::: DATA PROVIDED :::
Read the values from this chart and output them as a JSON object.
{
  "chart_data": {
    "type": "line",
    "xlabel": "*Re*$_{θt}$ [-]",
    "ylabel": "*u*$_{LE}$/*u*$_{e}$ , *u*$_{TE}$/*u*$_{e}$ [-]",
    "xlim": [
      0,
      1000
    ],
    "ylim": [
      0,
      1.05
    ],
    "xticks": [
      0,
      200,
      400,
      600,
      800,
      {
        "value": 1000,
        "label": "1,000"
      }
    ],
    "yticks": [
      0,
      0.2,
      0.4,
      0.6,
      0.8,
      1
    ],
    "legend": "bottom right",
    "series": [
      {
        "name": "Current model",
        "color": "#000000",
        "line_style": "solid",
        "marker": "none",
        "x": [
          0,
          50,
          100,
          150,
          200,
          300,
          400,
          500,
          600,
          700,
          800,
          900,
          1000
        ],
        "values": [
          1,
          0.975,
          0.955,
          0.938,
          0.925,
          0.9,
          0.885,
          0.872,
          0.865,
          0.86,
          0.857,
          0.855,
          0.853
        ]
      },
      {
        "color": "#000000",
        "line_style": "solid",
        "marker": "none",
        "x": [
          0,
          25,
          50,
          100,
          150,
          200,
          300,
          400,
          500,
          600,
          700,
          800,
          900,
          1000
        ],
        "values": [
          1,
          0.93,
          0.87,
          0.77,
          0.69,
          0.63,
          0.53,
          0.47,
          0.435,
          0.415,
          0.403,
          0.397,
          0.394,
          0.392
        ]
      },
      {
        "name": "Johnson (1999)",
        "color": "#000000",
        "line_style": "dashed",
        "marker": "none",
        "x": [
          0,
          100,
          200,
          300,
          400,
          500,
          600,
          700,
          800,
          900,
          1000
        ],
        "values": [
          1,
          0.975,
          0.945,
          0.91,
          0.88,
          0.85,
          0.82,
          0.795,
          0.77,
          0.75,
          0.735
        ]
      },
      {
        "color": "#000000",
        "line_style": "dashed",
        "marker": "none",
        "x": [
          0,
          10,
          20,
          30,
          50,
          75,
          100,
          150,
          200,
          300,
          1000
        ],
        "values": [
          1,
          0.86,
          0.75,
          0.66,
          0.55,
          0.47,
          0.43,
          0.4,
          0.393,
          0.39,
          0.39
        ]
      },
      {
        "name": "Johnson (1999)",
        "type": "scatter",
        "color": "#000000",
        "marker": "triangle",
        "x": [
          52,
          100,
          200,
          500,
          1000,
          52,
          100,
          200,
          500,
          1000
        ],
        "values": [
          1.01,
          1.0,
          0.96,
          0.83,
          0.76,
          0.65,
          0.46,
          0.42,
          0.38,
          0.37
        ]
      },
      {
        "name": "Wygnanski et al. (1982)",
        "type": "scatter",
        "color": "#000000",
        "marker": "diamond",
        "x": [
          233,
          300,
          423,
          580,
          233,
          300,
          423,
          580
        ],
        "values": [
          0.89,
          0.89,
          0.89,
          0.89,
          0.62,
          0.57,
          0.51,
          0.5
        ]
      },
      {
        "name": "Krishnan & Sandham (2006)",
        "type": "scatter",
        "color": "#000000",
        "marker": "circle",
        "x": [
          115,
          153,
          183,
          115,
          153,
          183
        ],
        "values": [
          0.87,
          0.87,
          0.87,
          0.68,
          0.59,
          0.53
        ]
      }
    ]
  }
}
:::
AIM - Print the listing above in full, exactly as it is.

ANSWER FOR THE TASK -
Read the values from this chart and output them as a JSON object.
{
  "chart_data": {
    "type": "line",
    "xlabel": "*Re*$_{θt}$ [-]",
    "ylabel": "*u*$_{LE}$/*u*$_{e}$ , *u*$_{TE}$/*u*$_{e}$ [-]",
    "xlim": [
      0,
      1000
    ],
    "ylim": [
      0,
      1.05
    ],
    "xticks": [
      0,
      200,
      400,
      600,
      800,
      {
        "value": 1000,
        "label": "1,000"
      }
    ],
    "yticks": [
      0,
      0.2,
      0.4,
      0.6,
      0.8,
      1
    ],
    "legend": "bottom right",
    "series": [
      {
        "name": "Current model",
        "color": "#000000",
        "line_style": "solid",
        "marker": "none",
        "x": [
          0,
          50,
          100,
          150,
          200,
          300,
          400,
          500,
          600,
          700,
          800,
          900,
          1000
        ],
        "values": [
          1,
          0.975,
          0.955,
          0.938,
          0.925,
          0.9,
          0.885,
          0.872,
          0.865,
          0.86,
          0.857,
          0.855,
          0.853
        ]
      },
      {
        "color": "#000000",
        "line_style": "solid",
        "marker": "none",
        "x": [
          0,
          25,
          50,
          100,
          150,
          200,
          300,
          400,
          500,
          600,
          700,
          800,
          900,
          1000
        ],
        "values": [
          1,
          0.93,
          0.87,
          0.77,
          0.69,
          0.63,
          0.53,
          0.47,
          0.435,
          0.415,
          0.403,
          0.397,
          0.394,
          0.392
        ]
      },
      {
        "name": "Johnson (1999)",
        "color": "#000000",
        "line_style": "dashed",
        "marker": "none",
        "x": [
          0,
          100,
          200,
          300,
          400,
          500,
          600,
          700,
          800,
          900,
          1000
        ],
        "values": [
          1,
          0.975,
          0.945,
          0.91,
          0.88,
          0.85,
          0.82,
          0.795,
          0.77,
          0.75,
          0.735
        ]
      },
      {
        "color": "#000000",
        "line_style": "dashed",
        "marker": "none",
        "x": [
          0,
          10,
          20,
          30,
          50,
          75,
          100,
          150,
          200,
          300,
          1000
        ],
        "values": [
          1,
          0.86,
          0.75,
          0.66,
          0.55,
          0.47,
          0.43,
          0.4,
          0.393,
          0.39,
          0.39
        ]
      },
      {
        "name": "Johnson (1999)",
        "type": "scatter",
        "color": "#000000",
        "marker": "triangle",
        "x": [
          52,
          100,
          200,
          500,
          1000,
          52,
          100,
          200,
          500,
          1000
        ],
        "values": [
          1.01,
          1.0,
          0.96,
          0.83,
          0.76,
          0.65,
          0.46,
          0.42,
          0.38,
          0.37
        ]
      },
      {
        "name": "Wygnanski et al. (1982)",
        "type": "scatter",
        "color": "#000000",
        "marker": "diamond",
        "x": [
          233,
          300,
          423,
          580,
          233,
          300,
          423,
          580
        ],
        "values": [
          0.89,
          0.89,
          0.89,
          0.89,
          0.62,
          0.57,
          0.51,
          0.5
        ]
      },
      {
        "name": "Krishnan & Sandham (2006)",
        "type": "scatter",
        "color": "#000000",
        "marker": "circle",
        "x": [
          115,
          153,
          183,
          115,
          153,
          183
        ],
        "values": [
          0.87,
          0.87,
          0.87,
          0.68,
          0.59,
          0.53
        ]
      }
    ]
  }
}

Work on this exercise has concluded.